--- Given exercise ---
Pictures do not belong in the copy; restate the records below word for word.

--- Saved entries ---
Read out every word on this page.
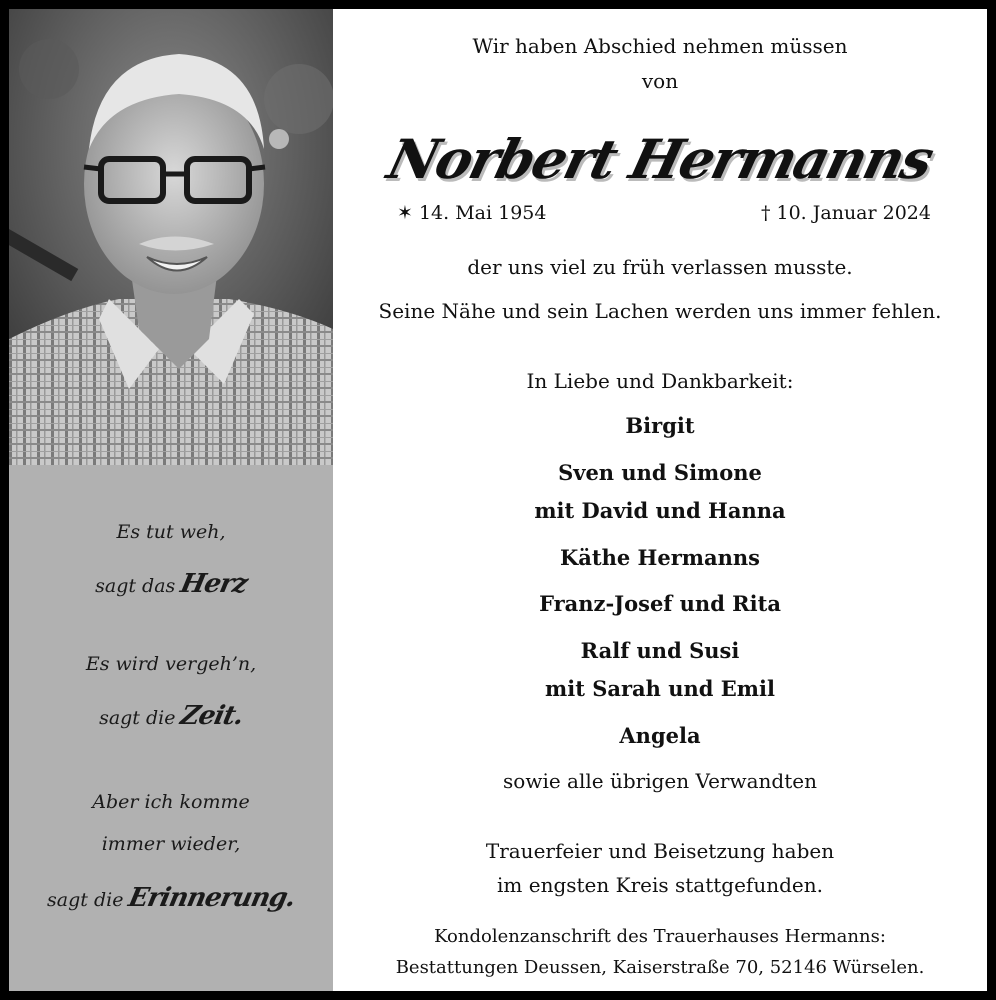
Es tut weh,
sagt das Herz
Es wird vergeh’n,
sagt die Zeit.
Aber ich komme
immer wieder,
sagt die Erinnerung.
Wir haben Abschied nehmen müssen
von
Norbert Hermanns
✶ 14. Mai 1954	† 10. Januar 2024
der uns viel zu früh verlassen musste.
Seine Nähe und sein Lachen werden uns immer fehlen.
In Liebe und Dankbarkeit:
Birgit
Sven und Simone
mit David und Hanna
Käthe Hermanns
Franz-Josef und Rita
Ralf und Susi
mit Sarah und Emil
Angela
sowie alle übrigen Verwandten
Trauerfeier und Beisetzung haben
im engsten Kreis stattgefunden.
Kondolenzanschrift des Trauerhauses Hermanns:
Bestattungen Deussen, Kaiserstraße 70, 52146 Würselen.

--- Result of this task ---
Read out every word on this page.
Es tut weh,
sagt das Herz
Es wird vergeh’n,
sagt die Zeit.
Aber ich komme
immer wieder,
sagt die Erinnerung.
Wir haben Abschied nehmen müssen
von
Norbert Hermanns
✶ 14. Mai 1954	† 10. Januar 2024
der uns viel zu früh verlassen musste.
Seine Nähe und sein Lachen werden uns immer fehlen.
In Liebe und Dankbarkeit:
Birgit
Sven und Simone
mit David und Hanna
Käthe Hermanns
Franz-Josef und Rita
Ralf und Susi
mit Sarah und Emil
Angela
sowie alle übrigen Verwandten
Trauerfeier und Beisetzung haben
im engsten Kreis stattgefunden.
Kondolenzanschrift des Trauerhauses Hermanns:
Bestattungen Deussen, Kaiserstraße 70, 52146 Würselen.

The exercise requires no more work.